▶ [Record excerpts]
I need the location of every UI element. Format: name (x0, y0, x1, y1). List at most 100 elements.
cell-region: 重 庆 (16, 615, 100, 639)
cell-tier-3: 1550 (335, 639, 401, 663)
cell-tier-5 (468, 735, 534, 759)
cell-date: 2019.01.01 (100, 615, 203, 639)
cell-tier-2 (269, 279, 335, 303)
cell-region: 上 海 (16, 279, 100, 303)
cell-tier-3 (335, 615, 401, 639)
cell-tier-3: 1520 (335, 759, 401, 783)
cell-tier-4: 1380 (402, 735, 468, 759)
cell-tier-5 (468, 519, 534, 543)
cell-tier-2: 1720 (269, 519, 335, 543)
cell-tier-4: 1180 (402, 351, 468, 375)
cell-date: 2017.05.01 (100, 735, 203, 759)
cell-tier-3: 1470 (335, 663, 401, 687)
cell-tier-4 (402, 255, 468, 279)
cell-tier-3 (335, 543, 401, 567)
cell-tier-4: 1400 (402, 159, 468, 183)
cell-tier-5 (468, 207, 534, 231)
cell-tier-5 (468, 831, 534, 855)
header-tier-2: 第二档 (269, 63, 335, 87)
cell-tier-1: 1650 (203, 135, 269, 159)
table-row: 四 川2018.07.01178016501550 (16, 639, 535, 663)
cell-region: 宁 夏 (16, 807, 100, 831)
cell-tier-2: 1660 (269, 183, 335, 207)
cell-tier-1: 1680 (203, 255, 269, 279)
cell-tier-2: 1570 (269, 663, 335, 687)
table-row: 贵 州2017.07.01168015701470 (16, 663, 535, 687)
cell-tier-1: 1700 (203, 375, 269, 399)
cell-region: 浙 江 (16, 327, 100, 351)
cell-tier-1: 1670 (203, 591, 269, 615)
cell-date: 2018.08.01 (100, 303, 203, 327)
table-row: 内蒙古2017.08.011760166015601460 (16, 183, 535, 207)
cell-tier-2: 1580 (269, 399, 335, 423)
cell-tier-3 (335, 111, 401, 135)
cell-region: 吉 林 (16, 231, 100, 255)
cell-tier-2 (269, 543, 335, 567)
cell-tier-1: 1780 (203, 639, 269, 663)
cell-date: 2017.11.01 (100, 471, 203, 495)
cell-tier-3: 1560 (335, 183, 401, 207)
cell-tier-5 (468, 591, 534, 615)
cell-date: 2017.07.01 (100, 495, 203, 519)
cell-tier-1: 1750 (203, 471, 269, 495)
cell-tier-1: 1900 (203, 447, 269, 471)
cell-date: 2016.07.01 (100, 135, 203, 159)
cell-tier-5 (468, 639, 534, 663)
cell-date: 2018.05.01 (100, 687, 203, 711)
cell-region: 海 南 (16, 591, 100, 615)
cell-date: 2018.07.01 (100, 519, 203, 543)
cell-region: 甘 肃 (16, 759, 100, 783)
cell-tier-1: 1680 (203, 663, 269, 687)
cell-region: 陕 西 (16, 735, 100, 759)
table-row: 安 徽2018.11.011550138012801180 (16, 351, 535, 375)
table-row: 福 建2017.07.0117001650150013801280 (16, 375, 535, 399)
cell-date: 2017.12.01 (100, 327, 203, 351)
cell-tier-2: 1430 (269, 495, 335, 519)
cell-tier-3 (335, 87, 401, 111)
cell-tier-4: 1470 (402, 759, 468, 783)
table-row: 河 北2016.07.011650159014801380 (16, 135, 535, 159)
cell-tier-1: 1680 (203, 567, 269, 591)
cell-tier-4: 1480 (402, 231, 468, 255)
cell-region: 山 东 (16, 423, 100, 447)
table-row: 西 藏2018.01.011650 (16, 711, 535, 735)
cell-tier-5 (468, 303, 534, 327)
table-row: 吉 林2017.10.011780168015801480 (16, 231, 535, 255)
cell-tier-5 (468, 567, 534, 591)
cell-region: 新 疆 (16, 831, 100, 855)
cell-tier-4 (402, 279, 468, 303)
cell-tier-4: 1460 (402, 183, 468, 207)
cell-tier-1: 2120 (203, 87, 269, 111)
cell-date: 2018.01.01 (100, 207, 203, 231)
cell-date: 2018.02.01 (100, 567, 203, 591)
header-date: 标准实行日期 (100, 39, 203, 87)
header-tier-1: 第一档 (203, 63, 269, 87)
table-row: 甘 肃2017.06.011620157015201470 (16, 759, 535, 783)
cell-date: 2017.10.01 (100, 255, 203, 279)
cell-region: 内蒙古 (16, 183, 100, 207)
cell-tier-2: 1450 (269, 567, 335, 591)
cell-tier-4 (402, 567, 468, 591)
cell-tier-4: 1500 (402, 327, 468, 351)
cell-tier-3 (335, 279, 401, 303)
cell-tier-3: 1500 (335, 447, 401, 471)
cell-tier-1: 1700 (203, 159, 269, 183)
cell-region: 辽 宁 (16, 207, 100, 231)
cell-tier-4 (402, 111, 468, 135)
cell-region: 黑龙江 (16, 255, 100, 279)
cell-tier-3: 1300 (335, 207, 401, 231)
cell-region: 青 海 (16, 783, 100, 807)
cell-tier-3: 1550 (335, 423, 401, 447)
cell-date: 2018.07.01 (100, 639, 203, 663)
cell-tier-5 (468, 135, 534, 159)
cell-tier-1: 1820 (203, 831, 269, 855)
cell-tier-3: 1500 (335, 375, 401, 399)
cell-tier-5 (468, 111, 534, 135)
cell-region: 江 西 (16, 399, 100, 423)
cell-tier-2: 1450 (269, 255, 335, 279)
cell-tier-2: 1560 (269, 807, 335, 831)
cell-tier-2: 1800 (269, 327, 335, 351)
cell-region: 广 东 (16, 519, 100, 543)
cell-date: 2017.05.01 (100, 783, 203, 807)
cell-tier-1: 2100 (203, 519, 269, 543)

▶ [Work instructions] Could you reproduce every line of the material above verbatim?

▶ [The output]
I need the location of every UI element. Format: name (x0, y0, x1, y1). List at most 100 elements.
cell-region: 重 庆 (16, 615, 100, 639)
cell-tier-3: 1550 (335, 639, 401, 663)
cell-tier-5 (468, 735, 534, 759)
cell-date: 2019.01.01 (100, 615, 203, 639)
cell-tier-2 (269, 279, 335, 303)
cell-region: 上 海 (16, 279, 100, 303)
cell-tier-3 (335, 615, 401, 639)
cell-tier-3: 1520 (335, 759, 401, 783)
cell-tier-4: 1380 (402, 735, 468, 759)
cell-tier-5 (468, 519, 534, 543)
cell-tier-2: 1720 (269, 519, 335, 543)
cell-tier-4: 1180 (402, 351, 468, 375)
cell-date: 2017.05.01 (100, 735, 203, 759)
cell-tier-3: 1470 (335, 663, 401, 687)
cell-tier-4 (402, 255, 468, 279)
cell-tier-3 (335, 543, 401, 567)
cell-tier-4: 1400 (402, 159, 468, 183)
cell-tier-5 (468, 207, 534, 231)
cell-tier-5 (468, 831, 534, 855)
header-tier-2: 第二档 (269, 63, 335, 87)
cell-tier-1: 1650 (203, 135, 269, 159)
table-row: 四 川2018.07.01178016501550 (16, 639, 535, 663)
cell-region: 宁 夏 (16, 807, 100, 831)
cell-tier-2: 1660 (269, 183, 335, 207)
cell-tier-1: 1680 (203, 255, 269, 279)
cell-tier-2: 1570 (269, 663, 335, 687)
table-row: 贵 州2017.07.01168015701470 (16, 663, 535, 687)
cell-tier-1: 1700 (203, 375, 269, 399)
cell-region: 浙 江 (16, 327, 100, 351)
cell-tier-1: 1670 (203, 591, 269, 615)
cell-date: 2018.08.01 (100, 303, 203, 327)
table-row: 内蒙古2017.08.011760166015601460 (16, 183, 535, 207)
cell-tier-2: 1580 (269, 399, 335, 423)
cell-tier-3 (335, 111, 401, 135)
cell-region: 吉 林 (16, 231, 100, 255)
cell-tier-2 (269, 543, 335, 567)
cell-tier-1: 1780 (203, 639, 269, 663)
cell-date: 2017.11.01 (100, 471, 203, 495)
cell-tier-3: 1560 (335, 183, 401, 207)
cell-tier-5 (468, 591, 534, 615)
cell-date: 2017.07.01 (100, 495, 203, 519)
cell-tier-1: 1750 (203, 471, 269, 495)
cell-tier-1: 1900 (203, 447, 269, 471)
cell-date: 2016.07.01 (100, 135, 203, 159)
cell-tier-5 (468, 639, 534, 663)
cell-date: 2018.05.01 (100, 687, 203, 711)
cell-region: 海 南 (16, 591, 100, 615)
cell-date: 2018.07.01 (100, 519, 203, 543)
cell-region: 甘 肃 (16, 759, 100, 783)
cell-tier-1: 1680 (203, 663, 269, 687)
cell-region: 陕 西 (16, 735, 100, 759)
table-row: 安 徽2018.11.011550138012801180 (16, 351, 535, 375)
table-row: 福 建2017.07.0117001650150013801280 (16, 375, 535, 399)
cell-date: 2017.12.01 (100, 327, 203, 351)
cell-tier-2: 1430 (269, 495, 335, 519)
cell-tier-3 (335, 87, 401, 111)
cell-tier-4: 1470 (402, 759, 468, 783)
table-row: 河 北2016.07.011650159014801380 (16, 135, 535, 159)
cell-tier-1: 1680 (203, 567, 269, 591)
cell-tier-4: 1480 (402, 231, 468, 255)
cell-region: 山 东 (16, 423, 100, 447)
table-row: 西 藏2018.01.011650 (16, 711, 535, 735)
cell-tier-5 (468, 303, 534, 327)
table-row: 吉 林2017.10.011780168015801480 (16, 231, 535, 255)
cell-tier-5 (468, 567, 534, 591)
cell-region: 新 疆 (16, 831, 100, 855)
cell-tier-4 (402, 279, 468, 303)
cell-tier-4: 1460 (402, 183, 468, 207)
cell-tier-1: 2120 (203, 87, 269, 111)
cell-date: 2018.01.01 (100, 207, 203, 231)
cell-date: 2018.02.01 (100, 567, 203, 591)
header-date: 标准实行日期 (100, 39, 203, 87)
header-tier-1: 第一档 (203, 63, 269, 87)
table-row: 甘 肃2017.06.011620157015201470 (16, 759, 535, 783)
cell-date: 2017.10.01 (100, 255, 203, 279)
cell-region: 内蒙古 (16, 183, 100, 207)
cell-tier-2: 1450 (269, 567, 335, 591)
cell-tier-4 (402, 567, 468, 591)
cell-tier-4: 1500 (402, 327, 468, 351)
cell-tier-3 (335, 279, 401, 303)
cell-tier-3: 1500 (335, 447, 401, 471)
cell-tier-1: 1700 (203, 159, 269, 183)
cell-region: 辽 宁 (16, 207, 100, 231)
cell-tier-4 (402, 111, 468, 135)
cell-region: 黑龙江 (16, 255, 100, 279)
cell-tier-3: 1300 (335, 207, 401, 231)
cell-region: 青 海 (16, 783, 100, 807)
cell-tier-3: 1550 (335, 423, 401, 447)
cell-date: 2018.07.01 (100, 639, 203, 663)
cell-tier-5 (468, 135, 534, 159)
cell-tier-1: 1820 (203, 831, 269, 855)
cell-tier-3: 1500 (335, 375, 401, 399)
cell-tier-5 (468, 111, 534, 135)
cell-region: 江 西 (16, 399, 100, 423)
cell-tier-2: 1450 (269, 255, 335, 279)
cell-tier-2: 1560 (269, 807, 335, 831)
cell-tier-2: 1800 (269, 327, 335, 351)
cell-region: 广 东 (16, 519, 100, 543)
cell-date: 2017.05.01 (100, 783, 203, 807)
cell-tier-1: 2100 (203, 519, 269, 543)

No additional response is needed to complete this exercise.